— Begin Exercise input —
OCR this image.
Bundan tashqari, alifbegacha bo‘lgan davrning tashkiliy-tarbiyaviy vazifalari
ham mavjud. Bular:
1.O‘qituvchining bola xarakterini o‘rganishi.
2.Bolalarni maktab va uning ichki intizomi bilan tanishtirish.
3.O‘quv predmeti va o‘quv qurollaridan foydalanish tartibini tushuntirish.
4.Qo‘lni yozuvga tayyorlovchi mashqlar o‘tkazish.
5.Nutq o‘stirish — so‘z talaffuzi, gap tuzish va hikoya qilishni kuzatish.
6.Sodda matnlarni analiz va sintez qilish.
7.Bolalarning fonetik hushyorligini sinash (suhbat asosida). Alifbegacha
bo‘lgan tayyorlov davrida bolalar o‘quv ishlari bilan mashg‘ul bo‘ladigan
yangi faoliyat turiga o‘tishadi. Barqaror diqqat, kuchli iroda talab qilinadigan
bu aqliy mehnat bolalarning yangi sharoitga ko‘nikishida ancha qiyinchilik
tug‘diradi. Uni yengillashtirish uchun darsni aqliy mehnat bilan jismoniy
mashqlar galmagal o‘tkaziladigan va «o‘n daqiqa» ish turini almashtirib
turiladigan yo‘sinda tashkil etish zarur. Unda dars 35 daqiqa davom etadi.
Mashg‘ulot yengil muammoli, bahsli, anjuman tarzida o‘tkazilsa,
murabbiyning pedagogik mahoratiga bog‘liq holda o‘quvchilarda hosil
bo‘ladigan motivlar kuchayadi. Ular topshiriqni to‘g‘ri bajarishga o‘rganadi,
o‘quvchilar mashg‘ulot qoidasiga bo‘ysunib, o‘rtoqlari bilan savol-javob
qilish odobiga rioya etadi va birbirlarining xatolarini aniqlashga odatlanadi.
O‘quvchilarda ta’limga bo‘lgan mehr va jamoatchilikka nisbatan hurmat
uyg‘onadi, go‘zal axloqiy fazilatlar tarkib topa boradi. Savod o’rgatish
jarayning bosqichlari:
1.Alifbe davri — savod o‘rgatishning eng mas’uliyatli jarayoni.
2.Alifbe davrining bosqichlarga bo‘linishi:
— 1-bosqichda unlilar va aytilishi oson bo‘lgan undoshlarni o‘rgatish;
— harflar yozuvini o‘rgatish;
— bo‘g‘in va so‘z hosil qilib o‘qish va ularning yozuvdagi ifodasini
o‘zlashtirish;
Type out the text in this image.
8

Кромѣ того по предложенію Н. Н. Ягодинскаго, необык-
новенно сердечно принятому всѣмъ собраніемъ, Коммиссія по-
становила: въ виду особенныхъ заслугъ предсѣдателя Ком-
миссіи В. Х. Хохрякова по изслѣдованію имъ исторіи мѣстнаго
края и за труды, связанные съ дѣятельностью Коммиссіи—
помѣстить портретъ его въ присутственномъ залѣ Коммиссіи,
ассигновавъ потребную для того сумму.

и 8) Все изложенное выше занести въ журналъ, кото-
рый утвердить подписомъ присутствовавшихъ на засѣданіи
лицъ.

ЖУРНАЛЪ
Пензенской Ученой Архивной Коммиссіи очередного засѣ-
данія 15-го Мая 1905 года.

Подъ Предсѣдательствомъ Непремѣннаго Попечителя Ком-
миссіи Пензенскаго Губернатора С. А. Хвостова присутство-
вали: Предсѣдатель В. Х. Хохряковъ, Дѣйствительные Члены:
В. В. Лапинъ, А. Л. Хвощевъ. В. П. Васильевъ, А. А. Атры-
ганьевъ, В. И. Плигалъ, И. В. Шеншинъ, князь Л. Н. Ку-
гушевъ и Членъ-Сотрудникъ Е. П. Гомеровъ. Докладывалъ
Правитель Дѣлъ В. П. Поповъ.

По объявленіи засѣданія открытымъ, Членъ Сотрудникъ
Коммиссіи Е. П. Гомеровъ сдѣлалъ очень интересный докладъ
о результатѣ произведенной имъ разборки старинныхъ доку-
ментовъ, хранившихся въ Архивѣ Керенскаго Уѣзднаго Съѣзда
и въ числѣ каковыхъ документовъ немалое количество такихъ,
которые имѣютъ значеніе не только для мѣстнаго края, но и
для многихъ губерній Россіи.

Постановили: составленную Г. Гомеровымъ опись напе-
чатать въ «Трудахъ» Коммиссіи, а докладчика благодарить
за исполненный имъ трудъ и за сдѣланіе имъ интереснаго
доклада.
— End Exercise input —
Exercise:
Print out all the entries precisely as written.

Output for this task:
OCR this image.
Bundan tashqari, alifbegacha bo‘lgan davrning tashkiliy-tarbiyaviy vazifalari
ham mavjud. Bular:
1.O‘qituvchining bola xarakterini o‘rganishi.
2.Bolalarni maktab va uning ichki intizomi bilan tanishtirish.
3.O‘quv predmeti va o‘quv qurollaridan foydalanish tartibini tushuntirish.
4.Qo‘lni yozuvga tayyorlovchi mashqlar o‘tkazish.
5.Nutq o‘stirish — so‘z talaffuzi, gap tuzish va hikoya qilishni kuzatish.
6.Sodda matnlarni analiz va sintez qilish.
7.Bolalarning fonetik hushyorligini sinash (suhbat asosida). Alifbegacha
bo‘lgan tayyorlov davrida bolalar o‘quv ishlari bilan mashg‘ul bo‘ladigan
yangi faoliyat turiga o‘tishadi. Barqaror diqqat, kuchli iroda talab qilinadigan
bu aqliy mehnat bolalarning yangi sharoitga ko‘nikishida ancha qiyinchilik
tug‘diradi. Uni yengillashtirish uchun darsni aqliy mehnat bilan jismoniy
mashqlar galmagal o‘tkaziladigan va «o‘n daqiqa» ish turini almashtirib
turiladigan yo‘sinda tashkil etish zarur. Unda dars 35 daqiqa davom etadi.
Mashg‘ulot yengil muammoli, bahsli, anjuman tarzida o‘tkazilsa,
murabbiyning pedagogik mahoratiga bog‘liq holda o‘quvchilarda hosil
bo‘ladigan motivlar kuchayadi. Ular topshiriqni to‘g‘ri bajarishga o‘rganadi,
o‘quvchilar mashg‘ulot qoidasiga bo‘ysunib, o‘rtoqlari bilan savol-javob
qilish odobiga rioya etadi va birbirlarining xatolarini aniqlashga odatlanadi.
O‘quvchilarda ta’limga bo‘lgan mehr va jamoatchilikka nisbatan hurmat
uyg‘onadi, go‘zal axloqiy fazilatlar tarkib topa boradi. Savod o’rgatish
jarayning bosqichlari:
1.Alifbe davri — savod o‘rgatishning eng mas’uliyatli jarayoni.
2.Alifbe davrining bosqichlarga bo‘linishi:
— 1-bosqichda unlilar va aytilishi oson bo‘lgan undoshlarni o‘rgatish;
— harflar yozuvini o‘rgatish;
— bo‘g‘in va so‘z hosil qilib o‘qish va ularning yozuvdagi ifodasini
o‘zlashtirish;
Type out the text in this image.
8

Кромѣ того по предложенію Н. Н. Ягодинскаго, необык-
новенно сердечно принятому всѣмъ собраніемъ, Коммиссія по-
становила: въ виду особенныхъ заслугъ предсѣдателя Ком-
миссіи В. Х. Хохрякова по изслѣдованію имъ исторіи мѣстнаго
края и за труды, связанные съ дѣятельностью Коммиссіи—
помѣстить портретъ его въ присутственномъ залѣ Коммиссіи,
ассигновавъ потребную для того сумму.

и 8) Все изложенное выше занести въ журналъ, кото-
рый утвердить подписомъ присутствовавшихъ на засѣданіи
лицъ.

ЖУРНАЛЪ
Пензенской Ученой Архивной Коммиссіи очередного засѣ-
данія 15-го Мая 1905 года.

Подъ Предсѣдательствомъ Непремѣннаго Попечителя Ком-
миссіи Пензенскаго Губернатора С. А. Хвостова присутство-
вали: Предсѣдатель В. Х. Хохряковъ, Дѣйствительные Члены:
В. В. Лапинъ, А. Л. Хвощевъ. В. П. Васильевъ, А. А. Атры-
ганьевъ, В. И. Плигалъ, И. В. Шеншинъ, князь Л. Н. Ку-
гушевъ и Членъ-Сотрудникъ Е. П. Гомеровъ. Докладывалъ
Правитель Дѣлъ В. П. Поповъ.

По объявленіи засѣданія открытымъ, Членъ Сотрудникъ
Коммиссіи Е. П. Гомеровъ сдѣлалъ очень интересный докладъ
о результатѣ произведенной имъ разборки старинныхъ доку-
ментовъ, хранившихся въ Архивѣ Керенскаго Уѣзднаго Съѣзда
и въ числѣ каковыхъ документовъ немалое количество такихъ,
которые имѣютъ значеніе не только для мѣстнаго края, но и
для многихъ губерній Россіи.

Постановили: составленную Г. Гомеровымъ опись напе-
чатать въ «Трудахъ» Коммиссіи, а докладчика благодарить
за исполненный имъ трудъ и за сдѣланіе имъ интереснаго
доклада.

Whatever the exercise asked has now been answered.